**The task:** Repeat the records in full and exactly, omitting pictures.

(Part of a data file)

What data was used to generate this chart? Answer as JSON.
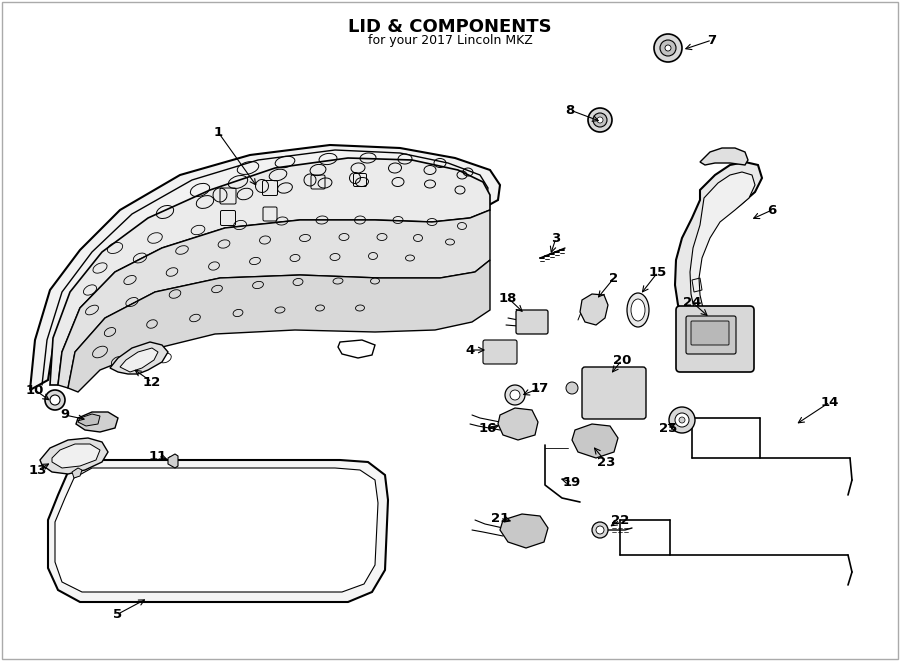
{
  "title": "LID & COMPONENTS",
  "subtitle": "for your 2017 Lincoln MKZ",
  "bg_color": "#ffffff",
  "line_color": "#000000",
  "text_color": "#000000",
  "fig_width": 9.0,
  "fig_height": 6.61
}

**Task response:**
What data was used to generate this chart? Answer as JSON.
{
  "title": "LID & COMPONENTS",
  "subtitle": "for your 2017 Lincoln MKZ",
  "bg_color": "#ffffff",
  "line_color": "#000000",
  "text_color": "#000000",
  "fig_width": 9.0,
  "fig_height": 6.61
}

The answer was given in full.